### Description of the task:
The records that follow must be reproduced in full, exactly as written.

## Begin Working data

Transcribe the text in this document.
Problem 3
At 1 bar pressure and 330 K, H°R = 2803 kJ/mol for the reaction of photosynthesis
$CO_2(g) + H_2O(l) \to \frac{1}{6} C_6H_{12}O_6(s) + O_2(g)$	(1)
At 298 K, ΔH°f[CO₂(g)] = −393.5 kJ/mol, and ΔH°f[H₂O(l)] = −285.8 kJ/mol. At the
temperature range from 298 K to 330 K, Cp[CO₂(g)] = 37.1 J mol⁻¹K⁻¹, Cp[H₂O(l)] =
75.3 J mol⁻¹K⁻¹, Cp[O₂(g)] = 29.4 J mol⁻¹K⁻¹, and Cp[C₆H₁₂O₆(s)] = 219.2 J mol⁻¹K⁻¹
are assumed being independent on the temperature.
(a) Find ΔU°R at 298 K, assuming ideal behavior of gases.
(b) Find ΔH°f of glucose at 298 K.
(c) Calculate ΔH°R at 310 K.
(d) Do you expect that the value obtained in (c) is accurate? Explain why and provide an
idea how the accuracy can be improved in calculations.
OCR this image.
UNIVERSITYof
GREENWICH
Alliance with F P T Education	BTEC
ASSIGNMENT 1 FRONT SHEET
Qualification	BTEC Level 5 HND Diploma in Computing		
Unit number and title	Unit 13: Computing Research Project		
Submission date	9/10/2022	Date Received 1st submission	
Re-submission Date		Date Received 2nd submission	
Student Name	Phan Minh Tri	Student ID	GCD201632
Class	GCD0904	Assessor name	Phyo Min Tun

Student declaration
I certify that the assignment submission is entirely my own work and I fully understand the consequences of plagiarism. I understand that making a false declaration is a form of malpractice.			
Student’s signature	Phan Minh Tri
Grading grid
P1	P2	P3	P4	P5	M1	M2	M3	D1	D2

## End Working data

### Final result:
Transcribe the text in this document.
Problem 3
At 1 bar pressure and 330 K, H°R = 2803 kJ/mol for the reaction of photosynthesis
$CO_2(g) + H_2O(l) \to \frac{1}{6} C_6H_{12}O_6(s) + O_2(g)$	(1)
At 298 K, ΔH°f[CO₂(g)] = −393.5 kJ/mol, and ΔH°f[H₂O(l)] = −285.8 kJ/mol. At the
temperature range from 298 K to 330 K, Cp[CO₂(g)] = 37.1 J mol⁻¹K⁻¹, Cp[H₂O(l)] =
75.3 J mol⁻¹K⁻¹, Cp[O₂(g)] = 29.4 J mol⁻¹K⁻¹, and Cp[C₆H₁₂O₆(s)] = 219.2 J mol⁻¹K⁻¹
are assumed being independent on the temperature.
(a) Find ΔU°R at 298 K, assuming ideal behavior of gases.
(b) Find ΔH°f of glucose at 298 K.
(c) Calculate ΔH°R at 310 K.
(d) Do you expect that the value obtained in (c) is accurate? Explain why and provide an
idea how the accuracy can be improved in calculations.
OCR this image.
UNIVERSITYof
GREENWICH
Alliance with F P T Education	BTEC
ASSIGNMENT 1 FRONT SHEET
Qualification	BTEC Level 5 HND Diploma in Computing		
Unit number and title	Unit 13: Computing Research Project		
Submission date	9/10/2022	Date Received 1st submission	
Re-submission Date		Date Received 2nd submission	
Student Name	Phan Minh Tri	Student ID	GCD201632
Class	GCD0904	Assessor name	Phyo Min Tun

Student declaration
I certify that the assignment submission is entirely my own work and I fully understand the consequences of plagiarism. I understand that making a false declaration is a form of malpractice.			
Student’s signature	Phan Minh Tri
Grading grid
P1	P2	P3	P4	P5	M1	M2	M3	D1	D2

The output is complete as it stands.